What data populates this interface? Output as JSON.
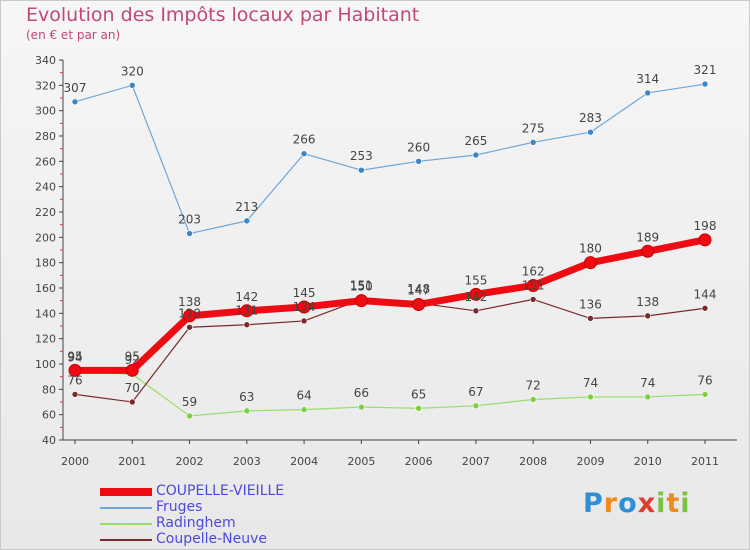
{
  "title": "Evolution des Impôts locaux par Habitant",
  "subtitle": "(en € et par an)",
  "brand": {
    "letters": [
      {
        "ch": "P",
        "color": "#2e8fd6"
      },
      {
        "ch": "r",
        "color": "#f08a1c"
      },
      {
        "ch": "o",
        "color": "#2e8fd6"
      },
      {
        "ch": "x",
        "color": "#e13a2e"
      },
      {
        "ch": "i",
        "color": "#7cc142"
      },
      {
        "ch": "t",
        "color": "#f08a1c"
      },
      {
        "ch": "i",
        "color": "#7cc142"
      }
    ]
  },
  "chart_data": {
    "type": "line",
    "x": [
      "2000",
      "2001",
      "2002",
      "2003",
      "2004",
      "2005",
      "2006",
      "2007",
      "2008",
      "2009",
      "2010",
      "2011"
    ],
    "ylim": [
      40,
      340
    ],
    "yticks": [
      40,
      60,
      80,
      100,
      120,
      140,
      160,
      180,
      200,
      220,
      240,
      260,
      280,
      300,
      320,
      340
    ],
    "grid": false,
    "legend_position": "bottom-left",
    "series": [
      {
        "name": "Fruges",
        "color": "#6fa6d8",
        "marker": "#3d85c6",
        "width": 1.2,
        "values": [
          307,
          320,
          203,
          213,
          266,
          253,
          260,
          265,
          275,
          283,
          314,
          321
        ]
      },
      {
        "name": "Radinghem",
        "color": "#98dc6a",
        "marker": "#7ccf3e",
        "width": 1.2,
        "values": [
          94,
          92,
          59,
          63,
          64,
          66,
          65,
          67,
          72,
          74,
          74,
          76
        ]
      },
      {
        "name": "Coupelle-Neuve",
        "color": "#7a2a2a",
        "marker": "#7a2a2a",
        "width": 1.2,
        "values": [
          76,
          70,
          129,
          131,
          134,
          151,
          148,
          142,
          151,
          136,
          138,
          144
        ]
      },
      {
        "name": "COUPELLE-VIEILLE",
        "color": "#ee0b12",
        "marker": "#ee0b12",
        "width": 7,
        "values": [
          95,
          95,
          138,
          142,
          145,
          150,
          147,
          155,
          162,
          180,
          189,
          198
        ]
      }
    ],
    "labels": [
      {
        "series": "Fruges",
        "text": [
          "307",
          "320",
          "203",
          "213",
          "266",
          "253",
          "260",
          "265",
          "275",
          "283",
          "314",
          "321"
        ]
      },
      {
        "series": "Radinghem",
        "text": [
          "94",
          "92",
          "59",
          "63",
          "64",
          "66",
          "65",
          "67",
          "72",
          "74",
          "74",
          "76"
        ]
      },
      {
        "series": "Coupelle-Neuve",
        "text": [
          "76",
          "70",
          "129",
          "131",
          "134",
          "151",
          "148",
          "142",
          "151",
          "136",
          "138",
          "144"
        ]
      },
      {
        "series": "COUPELLE-VIEILLE",
        "text": [
          "95",
          "95",
          "138",
          "142",
          "145",
          "150",
          "147",
          "155",
          "162",
          "180",
          "189",
          "198"
        ]
      }
    ]
  },
  "legend": [
    {
      "label": "COUPELLE-VIEILLE",
      "color": "#ee0b12",
      "thickness": 8
    },
    {
      "label": "Fruges",
      "color": "#6fa6d8",
      "thickness": 2
    },
    {
      "label": "Radinghem",
      "color": "#98dc6a",
      "thickness": 2
    },
    {
      "label": "Coupelle-Neuve",
      "color": "#7a2a2a",
      "thickness": 2
    }
  ]
}
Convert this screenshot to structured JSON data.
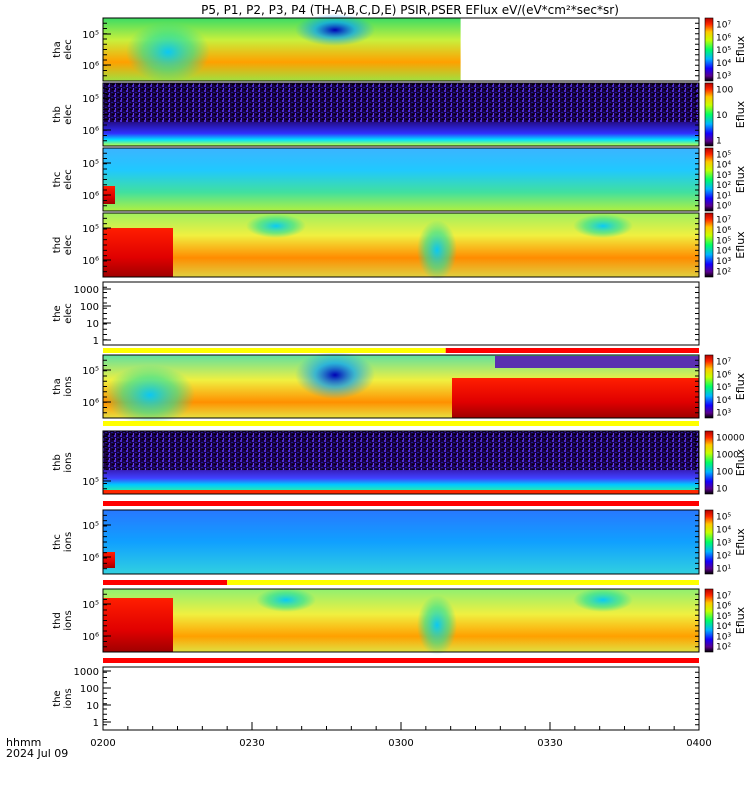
────
→ Directions for this task: From the data above, copy each line where the string "marker" appears.

→ Task result:
        "marker": "#3d85c6",
        "marker": "#7ccf3e",
        "marker": "#7a2a2a",
        "marker": "#ee0b12",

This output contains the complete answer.